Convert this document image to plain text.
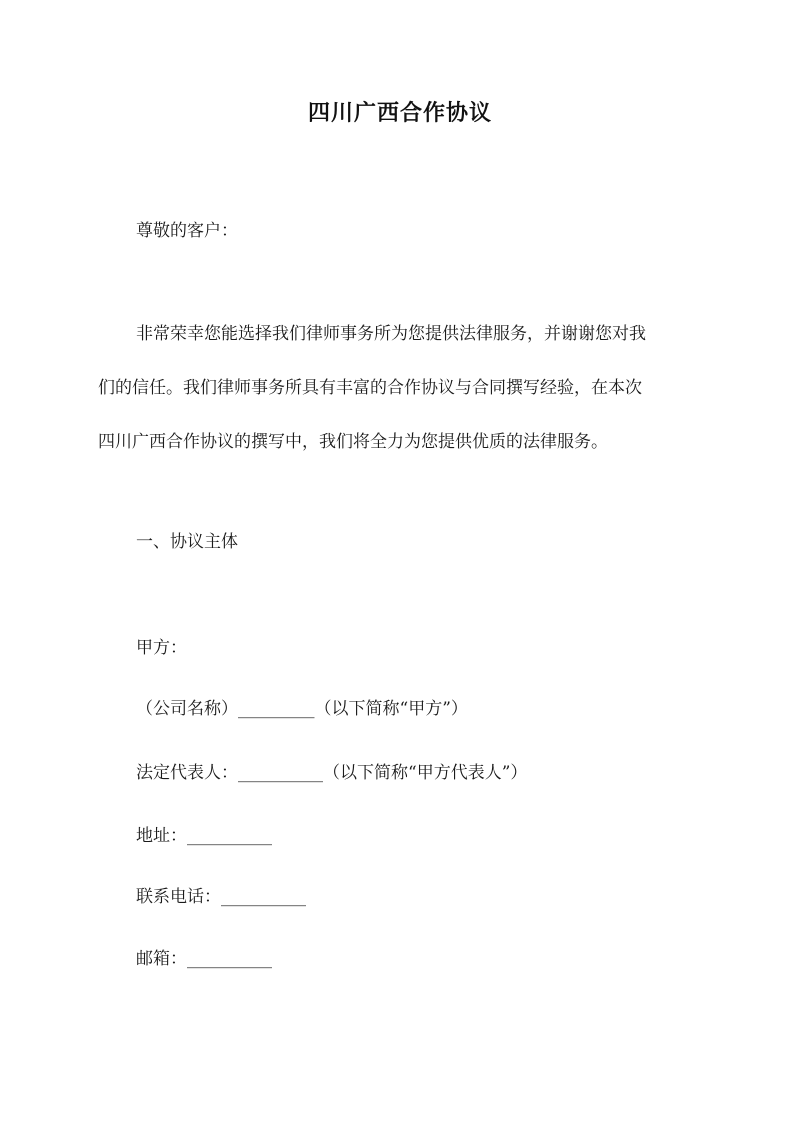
四川广西合作协议
尊敬的客户：
非常荣幸您能选择我们律师事务所为您提供法律服务，并谢谢您对我
们的信任。我们律师事务所具有丰富的合作协议与合同撰写经验，在本次
四川广西合作协议的撰写中，我们将全力为您提供优质的法律服务。
一、协议主体
甲方：
（公司名称）_________（以下简称“甲方”）
法定代表人：__________（以下简称“甲方代表人”）
地址：__________
联系电话：__________
邮箱：__________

---*---

GIVEN PROBLEM | Any pictures should be dropped; transcribe the rest of the records above exactly.

EXERCISE RESPONSE |
Convert this document image to plain text.
四川广西合作协议
尊敬的客户：
非常荣幸您能选择我们律师事务所为您提供法律服务，并谢谢您对我
们的信任。我们律师事务所具有丰富的合作协议与合同撰写经验，在本次
四川广西合作协议的撰写中，我们将全力为您提供优质的法律服务。
一、协议主体
甲方：
（公司名称）_________（以下简称“甲方”）
法定代表人：__________（以下简称“甲方代表人”）
地址：__________
联系电话：__________
邮箱：__________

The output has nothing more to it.